* TO DO:
Give a verbatim copy of the lines below, minus the pictures.

Records about charts and figures:
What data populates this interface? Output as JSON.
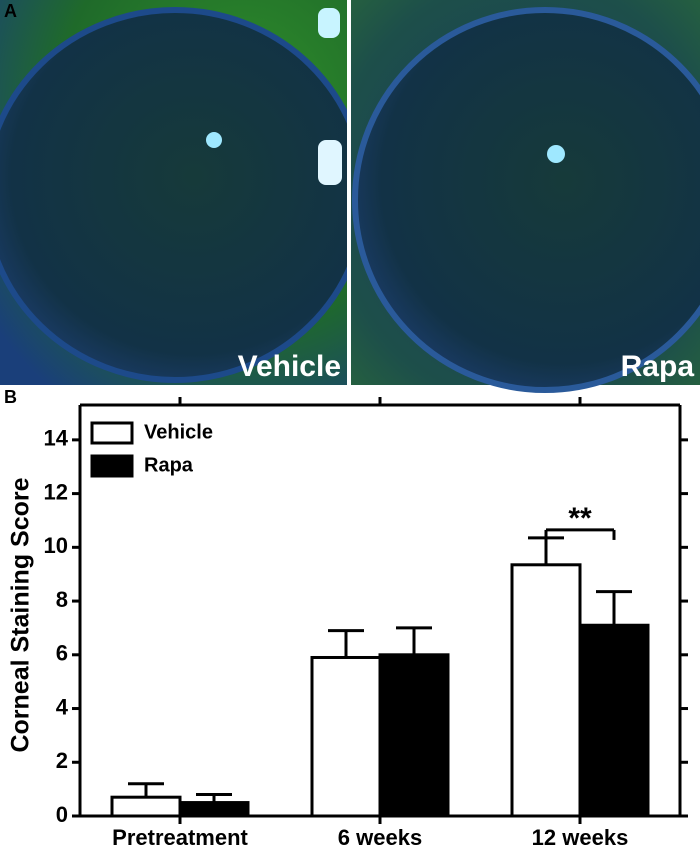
{
  "panel_a": {
    "label": "A",
    "images": [
      {
        "label": "Vehicle"
      },
      {
        "label": "Rapa"
      }
    ]
  },
  "chart_data": {
    "type": "bar",
    "panel_label": "B",
    "y_label": "Corneal Staining  Score",
    "categories": [
      "Pretreatment",
      "6 weeks",
      "12 weeks"
    ],
    "series": [
      {
        "name": "Vehicle",
        "color": "#ffffff",
        "values": [
          0.7,
          5.9,
          9.35
        ],
        "errors": [
          0.5,
          1.0,
          1.0
        ]
      },
      {
        "name": "Rapa",
        "color": "#000000",
        "values": [
          0.5,
          6.0,
          7.1
        ],
        "errors": [
          0.3,
          1.0,
          1.25
        ]
      }
    ],
    "ylim": [
      0,
      15
    ],
    "yticks": [
      0,
      2,
      4,
      6,
      8,
      10,
      12,
      14
    ],
    "legend": "top-left",
    "annotations": [
      {
        "text": "**"
      }
    ]
  }
}
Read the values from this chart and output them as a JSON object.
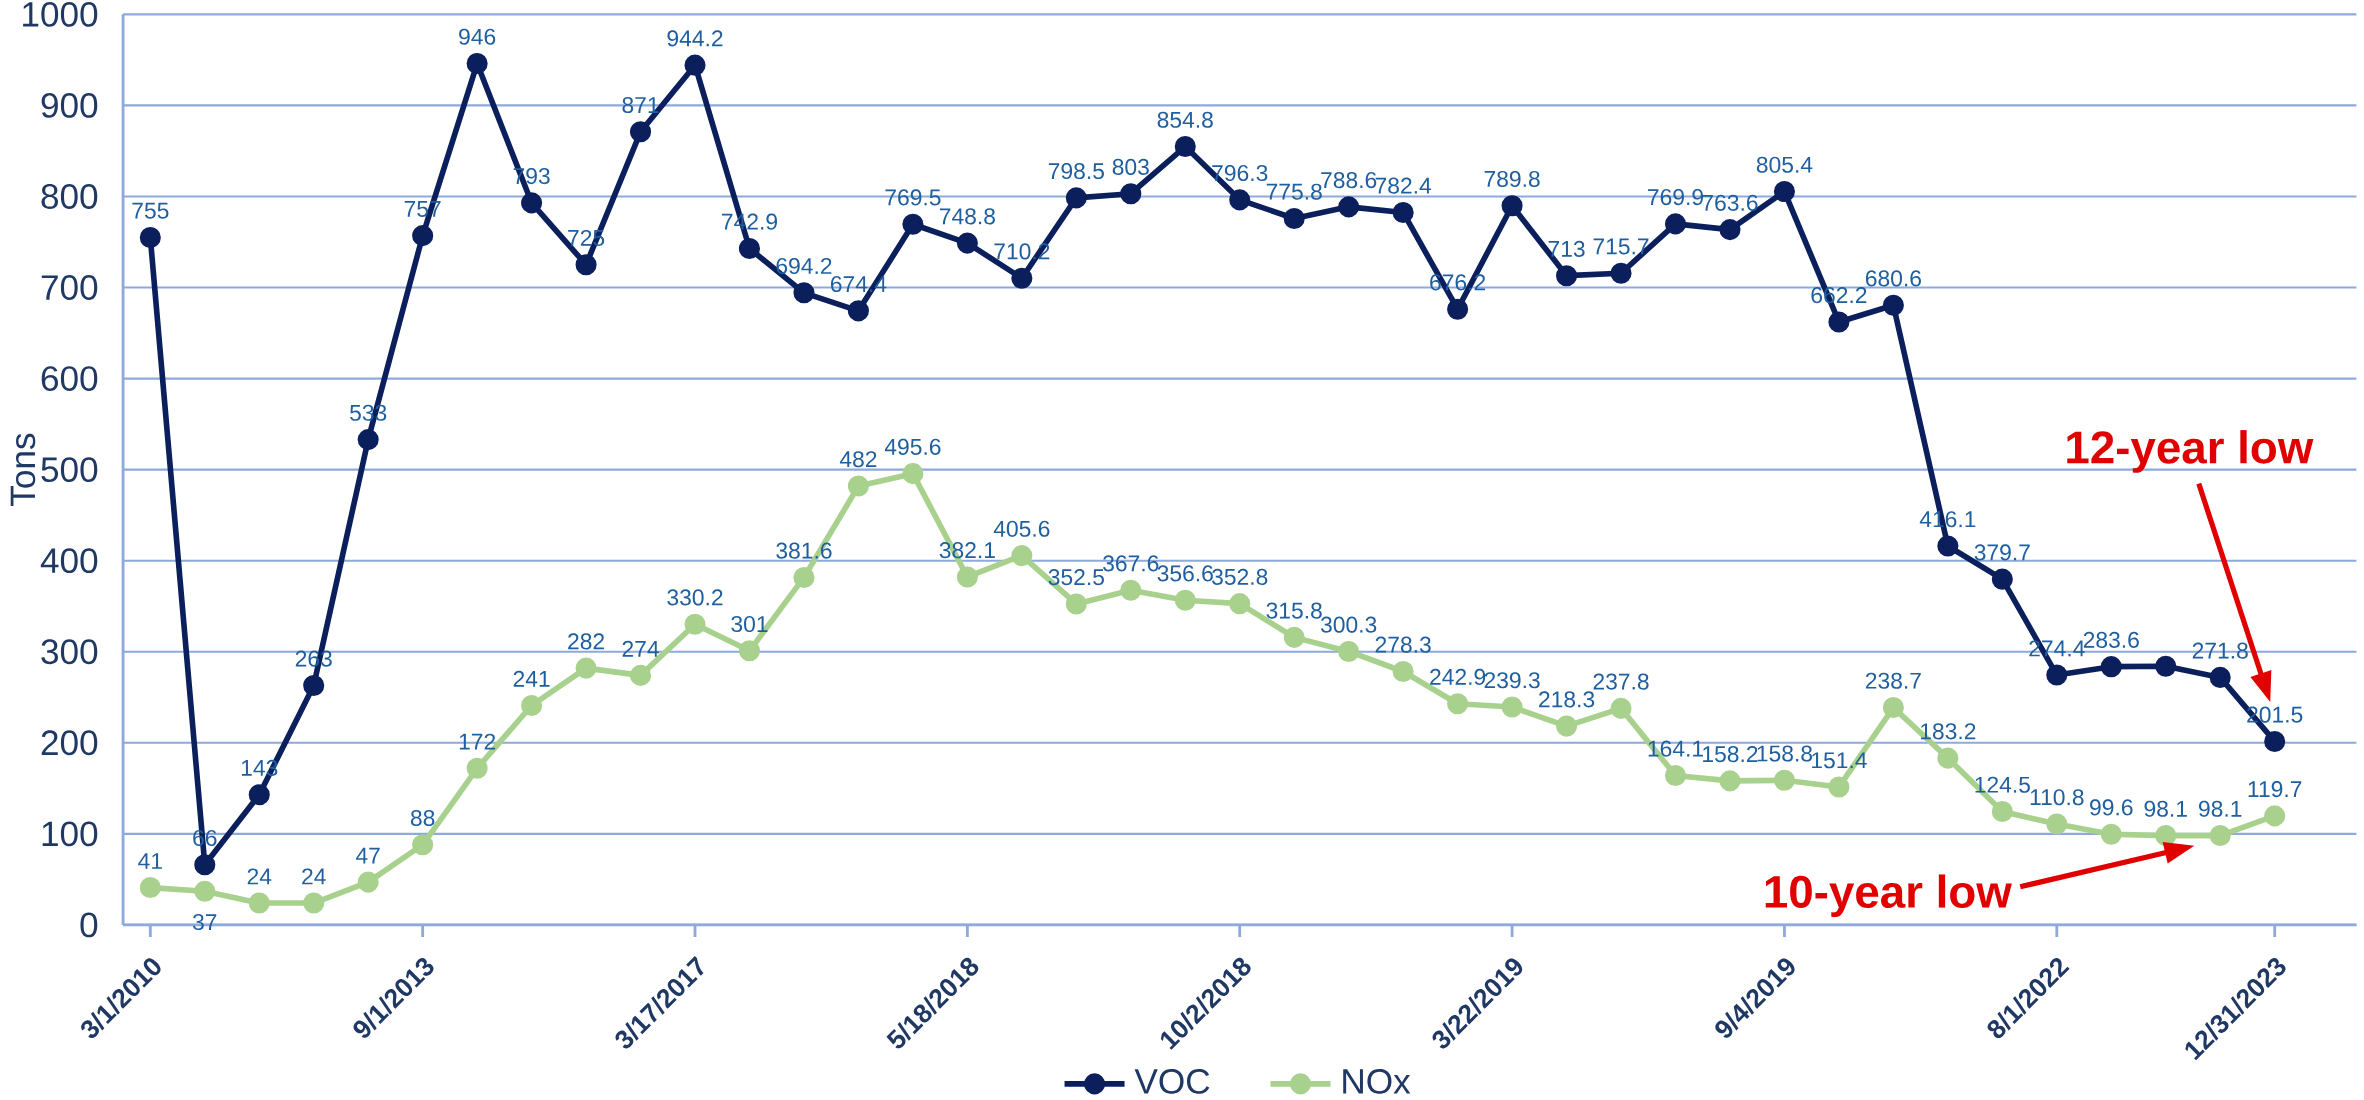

* RESULT FOR THIS TASK:
What data populates this interface? Output as JSON.
{
  "panel_a": {
    "label": "A",
    "images": [
      {
        "label": "Vehicle"
      },
      {
        "label": "Rapa"
      }
    ]
  },
  "chart_data": {
    "type": "bar",
    "panel_label": "B",
    "y_label": "Corneal Staining  Score",
    "categories": [
      "Pretreatment",
      "6 weeks",
      "12 weeks"
    ],
    "series": [
      {
        "name": "Vehicle",
        "color": "#ffffff",
        "values": [
          0.7,
          5.9,
          9.35
        ],
        "errors": [
          0.5,
          1.0,
          1.0
        ]
      },
      {
        "name": "Rapa",
        "color": "#000000",
        "values": [
          0.5,
          6.0,
          7.1
        ],
        "errors": [
          0.3,
          1.0,
          1.25
        ]
      }
    ],
    "ylim": [
      0,
      15
    ],
    "yticks": [
      0,
      2,
      4,
      6,
      8,
      10,
      12,
      14
    ],
    "legend": "top-left",
    "annotations": [
      {
        "text": "**"
      }
    ]
  }
}
Read the values from this chart and output them as a JSON object.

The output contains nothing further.